WHAT TO DO: Every line of the material below must be repeated exactly.

RECORDS FOR THE TASK:
* * * * * * *
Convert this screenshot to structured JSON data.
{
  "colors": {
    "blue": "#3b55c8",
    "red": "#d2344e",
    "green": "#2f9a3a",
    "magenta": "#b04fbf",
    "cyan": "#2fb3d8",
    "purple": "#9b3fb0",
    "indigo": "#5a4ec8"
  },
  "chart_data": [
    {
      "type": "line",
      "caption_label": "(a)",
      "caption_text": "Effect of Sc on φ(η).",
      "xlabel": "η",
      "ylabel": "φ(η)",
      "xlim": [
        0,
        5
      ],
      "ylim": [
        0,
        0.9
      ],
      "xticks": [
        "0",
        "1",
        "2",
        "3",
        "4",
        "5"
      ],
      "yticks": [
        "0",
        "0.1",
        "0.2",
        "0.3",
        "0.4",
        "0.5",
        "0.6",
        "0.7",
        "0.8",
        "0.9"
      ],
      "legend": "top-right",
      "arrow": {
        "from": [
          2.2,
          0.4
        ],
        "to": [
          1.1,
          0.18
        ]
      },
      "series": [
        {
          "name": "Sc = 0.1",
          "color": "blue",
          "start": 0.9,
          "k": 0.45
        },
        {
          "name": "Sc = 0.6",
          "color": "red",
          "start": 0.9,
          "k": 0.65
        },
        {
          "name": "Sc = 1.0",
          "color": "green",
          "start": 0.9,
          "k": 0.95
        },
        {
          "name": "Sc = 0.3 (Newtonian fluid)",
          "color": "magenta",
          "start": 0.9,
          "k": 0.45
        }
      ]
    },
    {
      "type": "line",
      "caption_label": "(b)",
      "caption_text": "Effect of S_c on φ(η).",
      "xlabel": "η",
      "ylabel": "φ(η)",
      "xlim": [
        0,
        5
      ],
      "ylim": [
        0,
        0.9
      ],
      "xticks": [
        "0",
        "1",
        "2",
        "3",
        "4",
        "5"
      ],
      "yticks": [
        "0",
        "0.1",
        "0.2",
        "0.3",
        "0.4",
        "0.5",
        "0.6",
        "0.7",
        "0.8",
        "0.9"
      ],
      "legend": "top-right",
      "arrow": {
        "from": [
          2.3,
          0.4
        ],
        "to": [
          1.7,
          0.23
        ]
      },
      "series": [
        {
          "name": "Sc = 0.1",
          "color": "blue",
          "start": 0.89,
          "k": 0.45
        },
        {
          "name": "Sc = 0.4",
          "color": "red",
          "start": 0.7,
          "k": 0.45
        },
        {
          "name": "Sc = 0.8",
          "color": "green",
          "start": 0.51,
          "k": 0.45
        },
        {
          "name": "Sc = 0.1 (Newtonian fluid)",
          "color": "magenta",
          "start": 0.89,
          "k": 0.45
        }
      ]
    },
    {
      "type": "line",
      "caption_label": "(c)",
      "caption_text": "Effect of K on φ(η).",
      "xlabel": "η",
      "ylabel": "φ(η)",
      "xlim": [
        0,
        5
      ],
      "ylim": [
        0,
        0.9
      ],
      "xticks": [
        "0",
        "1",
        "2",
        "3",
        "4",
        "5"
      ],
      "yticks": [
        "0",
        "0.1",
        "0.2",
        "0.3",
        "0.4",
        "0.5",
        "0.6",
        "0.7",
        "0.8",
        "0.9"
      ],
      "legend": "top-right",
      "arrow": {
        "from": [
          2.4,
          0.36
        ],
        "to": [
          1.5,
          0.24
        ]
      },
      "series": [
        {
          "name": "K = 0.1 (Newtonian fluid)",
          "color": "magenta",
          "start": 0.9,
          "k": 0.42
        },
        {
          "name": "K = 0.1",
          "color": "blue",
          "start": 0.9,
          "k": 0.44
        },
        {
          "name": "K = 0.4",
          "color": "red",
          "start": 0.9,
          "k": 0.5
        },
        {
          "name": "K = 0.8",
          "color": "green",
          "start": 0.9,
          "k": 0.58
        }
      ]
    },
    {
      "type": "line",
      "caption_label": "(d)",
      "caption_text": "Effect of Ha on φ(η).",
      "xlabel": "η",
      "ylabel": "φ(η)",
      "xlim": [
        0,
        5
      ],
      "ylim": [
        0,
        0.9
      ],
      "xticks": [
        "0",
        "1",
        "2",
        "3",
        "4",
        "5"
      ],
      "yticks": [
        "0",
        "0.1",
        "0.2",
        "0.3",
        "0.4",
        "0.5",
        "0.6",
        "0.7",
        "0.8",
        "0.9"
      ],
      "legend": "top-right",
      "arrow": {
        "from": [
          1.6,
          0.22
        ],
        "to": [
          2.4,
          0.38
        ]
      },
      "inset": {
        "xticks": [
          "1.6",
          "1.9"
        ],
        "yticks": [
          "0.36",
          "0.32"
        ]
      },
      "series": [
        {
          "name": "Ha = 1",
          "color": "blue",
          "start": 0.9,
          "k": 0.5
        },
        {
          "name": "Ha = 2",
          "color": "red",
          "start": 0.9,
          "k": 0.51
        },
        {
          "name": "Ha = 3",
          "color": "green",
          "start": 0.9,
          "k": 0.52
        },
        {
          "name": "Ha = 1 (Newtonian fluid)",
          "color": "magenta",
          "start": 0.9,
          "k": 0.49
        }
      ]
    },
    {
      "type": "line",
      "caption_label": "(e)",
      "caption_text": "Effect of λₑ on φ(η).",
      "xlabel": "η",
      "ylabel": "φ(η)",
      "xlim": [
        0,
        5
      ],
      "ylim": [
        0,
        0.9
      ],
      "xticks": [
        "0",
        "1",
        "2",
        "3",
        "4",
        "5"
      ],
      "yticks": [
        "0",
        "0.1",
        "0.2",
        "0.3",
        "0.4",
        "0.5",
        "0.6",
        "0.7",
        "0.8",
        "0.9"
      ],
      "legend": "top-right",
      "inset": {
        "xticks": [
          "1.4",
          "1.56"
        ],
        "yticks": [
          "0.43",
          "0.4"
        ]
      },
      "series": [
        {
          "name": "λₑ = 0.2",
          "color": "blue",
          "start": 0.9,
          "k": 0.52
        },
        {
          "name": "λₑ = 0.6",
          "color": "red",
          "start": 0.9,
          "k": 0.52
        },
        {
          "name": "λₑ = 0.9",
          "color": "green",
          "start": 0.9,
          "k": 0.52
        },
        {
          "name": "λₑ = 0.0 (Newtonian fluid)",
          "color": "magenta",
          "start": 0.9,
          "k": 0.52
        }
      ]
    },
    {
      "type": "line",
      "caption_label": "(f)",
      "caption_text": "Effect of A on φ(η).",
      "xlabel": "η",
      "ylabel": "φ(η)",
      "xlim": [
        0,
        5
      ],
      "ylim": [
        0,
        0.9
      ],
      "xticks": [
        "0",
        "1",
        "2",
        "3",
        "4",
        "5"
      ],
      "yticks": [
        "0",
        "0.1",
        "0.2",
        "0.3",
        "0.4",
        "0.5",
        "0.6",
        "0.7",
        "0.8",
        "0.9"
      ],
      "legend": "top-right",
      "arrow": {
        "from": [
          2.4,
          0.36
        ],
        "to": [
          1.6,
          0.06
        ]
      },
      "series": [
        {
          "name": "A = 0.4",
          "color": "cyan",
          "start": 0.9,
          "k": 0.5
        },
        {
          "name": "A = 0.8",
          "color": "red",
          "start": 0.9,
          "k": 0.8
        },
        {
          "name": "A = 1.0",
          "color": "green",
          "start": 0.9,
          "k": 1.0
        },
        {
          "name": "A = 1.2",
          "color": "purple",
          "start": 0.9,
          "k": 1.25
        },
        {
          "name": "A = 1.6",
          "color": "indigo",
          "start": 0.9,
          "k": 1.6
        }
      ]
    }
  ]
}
* * * * * * *
ANSWER TO THIS EXERCISE:
Convert this screenshot to structured JSON data.
{
  "colors": {
    "blue": "#3b55c8",
    "red": "#d2344e",
    "green": "#2f9a3a",
    "magenta": "#b04fbf",
    "cyan": "#2fb3d8",
    "purple": "#9b3fb0",
    "indigo": "#5a4ec8"
  },
  "chart_data": [
    {
      "type": "line",
      "caption_label": "(a)",
      "caption_text": "Effect of Sc on φ(η).",
      "xlabel": "η",
      "ylabel": "φ(η)",
      "xlim": [
        0,
        5
      ],
      "ylim": [
        0,
        0.9
      ],
      "xticks": [
        "0",
        "1",
        "2",
        "3",
        "4",
        "5"
      ],
      "yticks": [
        "0",
        "0.1",
        "0.2",
        "0.3",
        "0.4",
        "0.5",
        "0.6",
        "0.7",
        "0.8",
        "0.9"
      ],
      "legend": "top-right",
      "arrow": {
        "from": [
          2.2,
          0.4
        ],
        "to": [
          1.1,
          0.18
        ]
      },
      "series": [
        {
          "name": "Sc = 0.1",
          "color": "blue",
          "start": 0.9,
          "k": 0.45
        },
        {
          "name": "Sc = 0.6",
          "color": "red",
          "start": 0.9,
          "k": 0.65
        },
        {
          "name": "Sc = 1.0",
          "color": "green",
          "start": 0.9,
          "k": 0.95
        },
        {
          "name": "Sc = 0.3 (Newtonian fluid)",
          "color": "magenta",
          "start": 0.9,
          "k": 0.45
        }
      ]
    },
    {
      "type": "line",
      "caption_label": "(b)",
      "caption_text": "Effect of S_c on φ(η).",
      "xlabel": "η",
      "ylabel": "φ(η)",
      "xlim": [
        0,
        5
      ],
      "ylim": [
        0,
        0.9
      ],
      "xticks": [
        "0",
        "1",
        "2",
        "3",
        "4",
        "5"
      ],
      "yticks": [
        "0",
        "0.1",
        "0.2",
        "0.3",
        "0.4",
        "0.5",
        "0.6",
        "0.7",
        "0.8",
        "0.9"
      ],
      "legend": "top-right",
      "arrow": {
        "from": [
          2.3,
          0.4
        ],
        "to": [
          1.7,
          0.23
        ]
      },
      "series": [
        {
          "name": "Sc = 0.1",
          "color": "blue",
          "start": 0.89,
          "k": 0.45
        },
        {
          "name": "Sc = 0.4",
          "color": "red",
          "start": 0.7,
          "k": 0.45
        },
        {
          "name": "Sc = 0.8",
          "color": "green",
          "start": 0.51,
          "k": 0.45
        },
        {
          "name": "Sc = 0.1 (Newtonian fluid)",
          "color": "magenta",
          "start": 0.89,
          "k": 0.45
        }
      ]
    },
    {
      "type": "line",
      "caption_label": "(c)",
      "caption_text": "Effect of K on φ(η).",
      "xlabel": "η",
      "ylabel": "φ(η)",
      "xlim": [
        0,
        5
      ],
      "ylim": [
        0,
        0.9
      ],
      "xticks": [
        "0",
        "1",
        "2",
        "3",
        "4",
        "5"
      ],
      "yticks": [
        "0",
        "0.1",
        "0.2",
        "0.3",
        "0.4",
        "0.5",
        "0.6",
        "0.7",
        "0.8",
        "0.9"
      ],
      "legend": "top-right",
      "arrow": {
        "from": [
          2.4,
          0.36
        ],
        "to": [
          1.5,
          0.24
        ]
      },
      "series": [
        {
          "name": "K = 0.1 (Newtonian fluid)",
          "color": "magenta",
          "start": 0.9,
          "k": 0.42
        },
        {
          "name": "K = 0.1",
          "color": "blue",
          "start": 0.9,
          "k": 0.44
        },
        {
          "name": "K = 0.4",
          "color": "red",
          "start": 0.9,
          "k": 0.5
        },
        {
          "name": "K = 0.8",
          "color": "green",
          "start": 0.9,
          "k": 0.58
        }
      ]
    },
    {
      "type": "line",
      "caption_label": "(d)",
      "caption_text": "Effect of Ha on φ(η).",
      "xlabel": "η",
      "ylabel": "φ(η)",
      "xlim": [
        0,
        5
      ],
      "ylim": [
        0,
        0.9
      ],
      "xticks": [
        "0",
        "1",
        "2",
        "3",
        "4",
        "5"
      ],
      "yticks": [
        "0",
        "0.1",
        "0.2",
        "0.3",
        "0.4",
        "0.5",
        "0.6",
        "0.7",
        "0.8",
        "0.9"
      ],
      "legend": "top-right",
      "arrow": {
        "from": [
          1.6,
          0.22
        ],
        "to": [
          2.4,
          0.38
        ]
      },
      "inset": {
        "xticks": [
          "1.6",
          "1.9"
        ],
        "yticks": [
          "0.36",
          "0.32"
        ]
      },
      "series": [
        {
          "name": "Ha = 1",
          "color": "blue",
          "start": 0.9,
          "k": 0.5
        },
        {
          "name": "Ha = 2",
          "color": "red",
          "start": 0.9,
          "k": 0.51
        },
        {
          "name": "Ha = 3",
          "color": "green",
          "start": 0.9,
          "k": 0.52
        },
        {
          "name": "Ha = 1 (Newtonian fluid)",
          "color": "magenta",
          "start": 0.9,
          "k": 0.49
        }
      ]
    },
    {
      "type": "line",
      "caption_label": "(e)",
      "caption_text": "Effect of λₑ on φ(η).",
      "xlabel": "η",
      "ylabel": "φ(η)",
      "xlim": [
        0,
        5
      ],
      "ylim": [
        0,
        0.9
      ],
      "xticks": [
        "0",
        "1",
        "2",
        "3",
        "4",
        "5"
      ],
      "yticks": [
        "0",
        "0.1",
        "0.2",
        "0.3",
        "0.4",
        "0.5",
        "0.6",
        "0.7",
        "0.8",
        "0.9"
      ],
      "legend": "top-right",
      "inset": {
        "xticks": [
          "1.4",
          "1.56"
        ],
        "yticks": [
          "0.43",
          "0.4"
        ]
      },
      "series": [
        {
          "name": "λₑ = 0.2",
          "color": "blue",
          "start": 0.9,
          "k": 0.52
        },
        {
          "name": "λₑ = 0.6",
          "color": "red",
          "start": 0.9,
          "k": 0.52
        },
        {
          "name": "λₑ = 0.9",
          "color": "green",
          "start": 0.9,
          "k": 0.52
        },
        {
          "name": "λₑ = 0.0 (Newtonian fluid)",
          "color": "magenta",
          "start": 0.9,
          "k": 0.52
        }
      ]
    },
    {
      "type": "line",
      "caption_label": "(f)",
      "caption_text": "Effect of A on φ(η).",
      "xlabel": "η",
      "ylabel": "φ(η)",
      "xlim": [
        0,
        5
      ],
      "ylim": [
        0,
        0.9
      ],
      "xticks": [
        "0",
        "1",
        "2",
        "3",
        "4",
        "5"
      ],
      "yticks": [
        "0",
        "0.1",
        "0.2",
        "0.3",
        "0.4",
        "0.5",
        "0.6",
        "0.7",
        "0.8",
        "0.9"
      ],
      "legend": "top-right",
      "arrow": {
        "from": [
          2.4,
          0.36
        ],
        "to": [
          1.6,
          0.06
        ]
      },
      "series": [
        {
          "name": "A = 0.4",
          "color": "cyan",
          "start": 0.9,
          "k": 0.5
        },
        {
          "name": "A = 0.8",
          "color": "red",
          "start": 0.9,
          "k": 0.8
        },
        {
          "name": "A = 1.0",
          "color": "green",
          "start": 0.9,
          "k": 1.0
        },
        {
          "name": "A = 1.2",
          "color": "purple",
          "start": 0.9,
          "k": 1.25
        },
        {
          "name": "A = 1.6",
          "color": "indigo",
          "start": 0.9,
          "k": 1.6
        }
      ]
    }
  ]
}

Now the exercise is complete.